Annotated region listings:
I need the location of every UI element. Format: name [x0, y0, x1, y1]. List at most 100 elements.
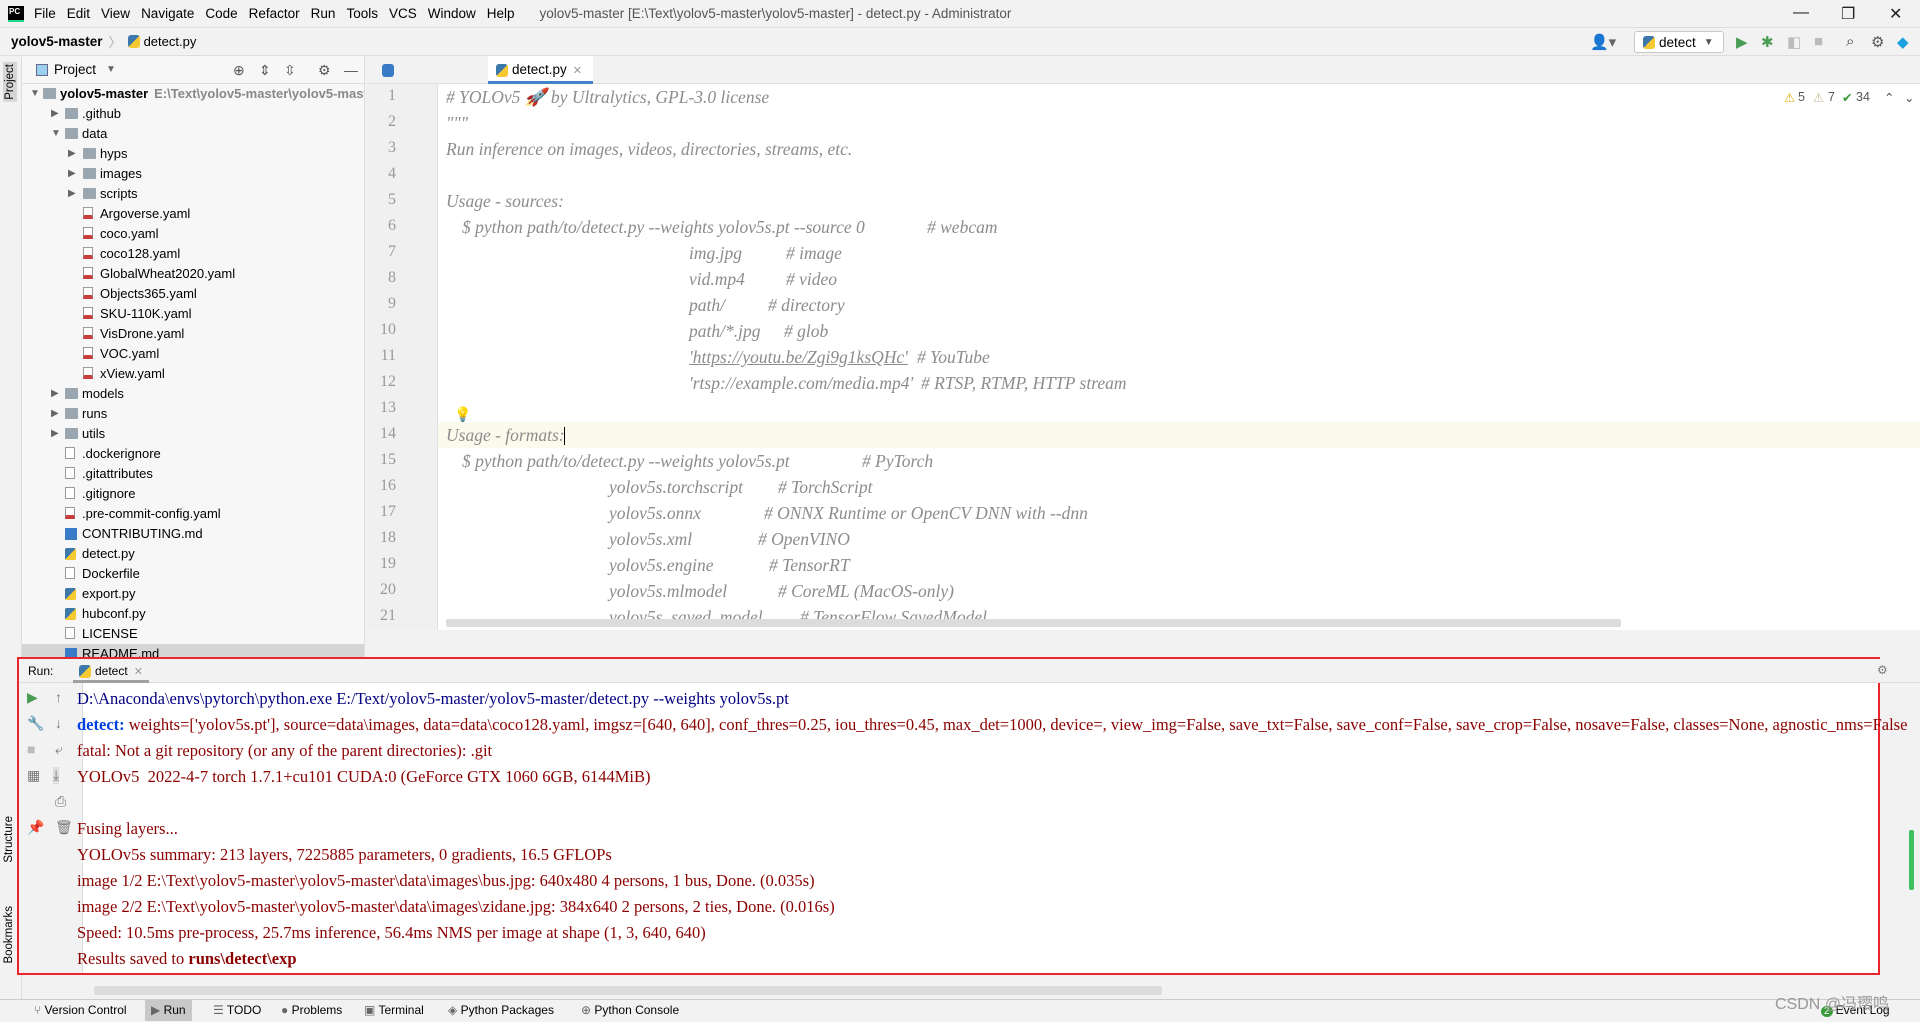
console-path[interactable]: runs\detect\exp: [188, 949, 296, 968]
typo-icon[interactable]: ✔: [1842, 90, 1852, 105]
menu-code[interactable]: Code: [205, 6, 237, 21]
gear-icon[interactable]: ⚙: [318, 62, 331, 79]
chevron-right-icon[interactable]: ▶: [51, 384, 59, 404]
menu-window[interactable]: Window: [428, 6, 476, 21]
code-line[interactable]: yolov5s.mlmodel: [609, 581, 727, 602]
status-tab-python-packages[interactable]: ◈ Python Packages: [442, 1000, 560, 1021]
print-icon[interactable]: ⎙: [55, 793, 66, 810]
menu-refactor[interactable]: Refactor: [249, 6, 300, 21]
breadcrumb-project[interactable]: yolov5-master: [11, 34, 103, 49]
console-horizontal-scrollbar[interactable]: [94, 986, 1162, 995]
menu-run[interactable]: Run: [311, 6, 336, 21]
breadcrumb-file[interactable]: detect.py: [144, 34, 197, 49]
tree-item[interactable]: LICENSE: [22, 624, 364, 644]
gear-icon[interactable]: ⚙: [1877, 663, 1888, 677]
tree-item[interactable]: .gitignore: [22, 484, 364, 504]
warning-count[interactable]: 5: [1798, 90, 1805, 104]
chevron-right-icon[interactable]: ▶: [51, 404, 59, 424]
tree-item[interactable]: xView.yaml: [22, 364, 364, 384]
chevron-right-icon[interactable]: ▶: [68, 144, 76, 164]
code-line[interactable]: path/*.jpg: [689, 321, 760, 342]
horizontal-scrollbar[interactable]: [446, 619, 1621, 627]
tree-item[interactable]: ▶ scripts: [22, 184, 364, 204]
status-tab-python-console[interactable]: ⊕ Python Console: [575, 1000, 685, 1021]
menu-help[interactable]: Help: [487, 6, 515, 21]
search-icon[interactable]: ⌕: [1846, 33, 1854, 50]
weak-warning-count[interactable]: 7: [1828, 90, 1835, 104]
tree-item[interactable]: ▼ data: [22, 124, 364, 144]
debug-icon[interactable]: ✱: [1761, 33, 1774, 51]
tree-item[interactable]: ▼ yolov5-master E:\Text\yolov5-master\yolo…: [22, 84, 364, 104]
tree-item[interactable]: .pre-commit-config.yaml: [22, 504, 364, 524]
tree-item[interactable]: CONTRIBUTING.md: [22, 524, 364, 544]
code-line[interactable]: yolov5s.xml: [609, 529, 692, 550]
typo-count[interactable]: 34: [1856, 90, 1870, 104]
tree-item[interactable]: Objects365.yaml: [22, 284, 364, 304]
next-highlight-icon[interactable]: ⌄: [1904, 90, 1914, 105]
code-editor[interactable]: 1 2 3 4 5 6 7 8 9 10 11 12 13 14 15 16 17 18 19 20 21 # YOLO…: [366, 84, 1920, 630]
tree-item[interactable]: detect.py: [22, 544, 364, 564]
chevron-down-icon[interactable]: ▼: [30, 84, 40, 104]
down-arrow-icon[interactable]: ↓: [55, 715, 62, 731]
status-tab-todo[interactable]: ☰ TODO: [207, 1000, 267, 1021]
tree-item[interactable]: Dockerfile: [22, 564, 364, 584]
expand-all-icon[interactable]: ⇕: [259, 62, 271, 79]
code-line[interactable]: vid.mp4: [689, 269, 745, 290]
coverage-icon[interactable]: ◧: [1787, 33, 1801, 51]
close-tab-icon[interactable]: ✕: [573, 65, 582, 77]
weak-warning-icon[interactable]: ⚠: [1813, 90, 1824, 105]
close-button[interactable]: ✕: [1889, 4, 1902, 24]
tree-item[interactable]: ▶ hyps: [22, 144, 364, 164]
run-config-dropdown[interactable]: detect ▼: [1634, 31, 1724, 53]
status-tab-problems[interactable]: ● Problems: [275, 1000, 348, 1021]
layout-icon[interactable]: ▦: [27, 767, 40, 784]
code-line[interactable]: $ python path/to/detect.py --weights yol…: [462, 451, 790, 472]
pin-icon[interactable]: 📌: [27, 819, 44, 836]
tree-item[interactable]: .gitattributes: [22, 464, 364, 484]
tree-item[interactable]: ▶ utils: [22, 424, 364, 444]
chevron-right-icon[interactable]: ▶: [68, 164, 76, 184]
code-line[interactable]: img.jpg: [689, 243, 742, 264]
code-line[interactable]: Usage - sources:: [446, 191, 564, 212]
menu-tools[interactable]: Tools: [346, 6, 378, 21]
project-tool-tab[interactable]: Project: [3, 62, 17, 102]
stop-icon[interactable]: ■: [1814, 33, 1823, 50]
locate-icon[interactable]: ⊕: [233, 62, 245, 79]
tree-item[interactable]: ▶ images: [22, 164, 364, 184]
close-tab-icon[interactable]: ✕: [134, 666, 143, 678]
chevron-down-icon[interactable]: ▼: [106, 64, 116, 75]
chevron-right-icon[interactable]: ▶: [51, 424, 59, 444]
toolbox-icon[interactable]: ◆: [1897, 33, 1909, 51]
code-line[interactable]: # YOLOv5 🚀 by Ultralytics, GPL-3.0 licen…: [446, 87, 769, 108]
warning-icon[interactable]: ⚠: [1784, 90, 1795, 105]
code-line[interactable]: 'https://youtu.be/Zgi9g1ksQHc': [689, 347, 908, 368]
tree-item[interactable]: ▶ runs: [22, 404, 364, 424]
tree-item[interactable]: .dockerignore: [22, 444, 364, 464]
menu-edit[interactable]: Edit: [67, 6, 90, 21]
settings-icon[interactable]: ⚙: [1871, 33, 1884, 51]
chevron-right-icon[interactable]: ▶: [51, 104, 59, 124]
run-tab-detect[interactable]: detect ✕: [73, 659, 149, 683]
wrench-icon[interactable]: 🔧: [27, 715, 44, 732]
code-line[interactable]: yolov5s.onnx: [609, 503, 701, 524]
project-view-selector[interactable]: Project: [54, 62, 96, 77]
code-line[interactable]: $ python path/to/detect.py --weights yol…: [462, 217, 865, 238]
code-line[interactable]: Run inference on images, videos, directo…: [446, 139, 852, 160]
previous-highlight-icon[interactable]: ⌃: [1884, 90, 1894, 105]
menu-file[interactable]: File: [34, 6, 56, 21]
tab-detect-py[interactable]: detect.py ✕: [488, 56, 593, 84]
scroll-to-end-icon[interactable]: ⤓: [53, 767, 60, 784]
structure-tool-tab[interactable]: Structure: [3, 816, 15, 863]
menu-vcs[interactable]: VCS: [389, 6, 417, 21]
code-line[interactable]: yolov5s.engine: [609, 555, 713, 576]
console-vertical-scrollbar[interactable]: [1909, 830, 1914, 890]
hide-icon[interactable]: —: [344, 62, 358, 78]
menu-navigate[interactable]: Navigate: [141, 6, 194, 21]
minimize-button[interactable]: —: [1793, 4, 1809, 22]
menu-view[interactable]: View: [101, 6, 130, 21]
tree-item[interactable]: Argoverse.yaml: [22, 204, 364, 224]
trash-icon[interactable]: 🗑: [55, 819, 73, 836]
status-tab-run[interactable]: ▶ Run: [145, 1000, 192, 1021]
user-icon[interactable]: 👤▾: [1590, 33, 1616, 51]
tree-item[interactable]: SKU-110K.yaml: [22, 304, 364, 324]
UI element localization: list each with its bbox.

Work to be completed -
In the items above, write out the lines beginning with the one that contains "949, 296, 968]" and ending after the one that contains "tree-item[interactable]: LICENSE: [22, 624, 364, 644]", copying each line exactly.

Exercise answer -
console-path[interactable]: runs\detect\exp: [188, 949, 296, 968]
typo-icon[interactable]: ✔: [1842, 90, 1852, 105]
menu-code[interactable]: Code: [205, 6, 237, 21]
gear-icon[interactable]: ⚙: [318, 62, 331, 79]
chevron-right-icon[interactable]: ▶: [51, 384, 59, 404]
menu-window[interactable]: Window: [428, 6, 476, 21]
code-line[interactable]: yolov5s.mlmodel: [609, 581, 727, 602]
status-tab-python-packages[interactable]: ◈ Python Packages: [442, 1000, 560, 1021]
print-icon[interactable]: ⎙: [55, 793, 66, 810]
menu-refactor[interactable]: Refactor: [249, 6, 300, 21]
breadcrumb-project[interactable]: yolov5-master: [11, 34, 103, 49]
console-horizontal-scrollbar[interactable]: [94, 986, 1162, 995]
menu-run[interactable]: Run: [311, 6, 336, 21]
breadcrumb-file[interactable]: detect.py: [144, 34, 197, 49]
tree-item[interactable]: LICENSE: [22, 624, 364, 644]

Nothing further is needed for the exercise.